-- start --

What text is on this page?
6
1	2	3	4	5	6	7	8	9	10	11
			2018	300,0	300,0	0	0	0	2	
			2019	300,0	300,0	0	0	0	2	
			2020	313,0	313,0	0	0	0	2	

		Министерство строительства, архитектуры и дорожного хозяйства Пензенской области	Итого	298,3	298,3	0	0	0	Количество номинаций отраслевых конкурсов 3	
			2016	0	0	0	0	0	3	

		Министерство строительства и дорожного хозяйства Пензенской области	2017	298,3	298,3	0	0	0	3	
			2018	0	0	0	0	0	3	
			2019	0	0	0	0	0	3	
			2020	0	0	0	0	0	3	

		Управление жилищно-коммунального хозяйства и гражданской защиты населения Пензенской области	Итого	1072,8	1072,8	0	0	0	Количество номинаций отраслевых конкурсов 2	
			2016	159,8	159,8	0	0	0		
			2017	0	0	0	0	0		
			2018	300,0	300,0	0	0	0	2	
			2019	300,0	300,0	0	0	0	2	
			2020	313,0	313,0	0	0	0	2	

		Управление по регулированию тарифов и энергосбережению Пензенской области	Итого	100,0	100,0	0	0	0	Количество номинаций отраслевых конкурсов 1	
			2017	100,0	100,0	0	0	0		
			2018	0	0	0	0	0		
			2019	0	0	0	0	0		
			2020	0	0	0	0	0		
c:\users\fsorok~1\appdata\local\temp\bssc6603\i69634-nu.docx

-- end --

Aim
Output the listing above exactly as it appears.

The solution
What text is on this page?
6
1	2	3	4	5	6	7	8	9	10	11
			2018	300,0	300,0	0	0	0	2	
			2019	300,0	300,0	0	0	0	2	
			2020	313,0	313,0	0	0	0	2	

		Министерство строительства, архитектуры и дорожного хозяйства Пензенской области	Итого	298,3	298,3	0	0	0	Количество номинаций отраслевых конкурсов 3	
			2016	0	0	0	0	0	3	

		Министерство строительства и дорожного хозяйства Пензенской области	2017	298,3	298,3	0	0	0	3	
			2018	0	0	0	0	0	3	
			2019	0	0	0	0	0	3	
			2020	0	0	0	0	0	3	

		Управление жилищно-коммунального хозяйства и гражданской защиты населения Пензенской области	Итого	1072,8	1072,8	0	0	0	Количество номинаций отраслевых конкурсов 2	
			2016	159,8	159,8	0	0	0		
			2017	0	0	0	0	0		
			2018	300,0	300,0	0	0	0	2	
			2019	300,0	300,0	0	0	0	2	
			2020	313,0	313,0	0	0	0	2	

		Управление по регулированию тарифов и энергосбережению Пензенской области	Итого	100,0	100,0	0	0	0	Количество номинаций отраслевых конкурсов 1	
			2017	100,0	100,0	0	0	0		
			2018	0	0	0	0	0		
			2019	0	0	0	0	0		
			2020	0	0	0	0	0		
c:\users\fsorok~1\appdata\local\temp\bssc6603\i69634-nu.docx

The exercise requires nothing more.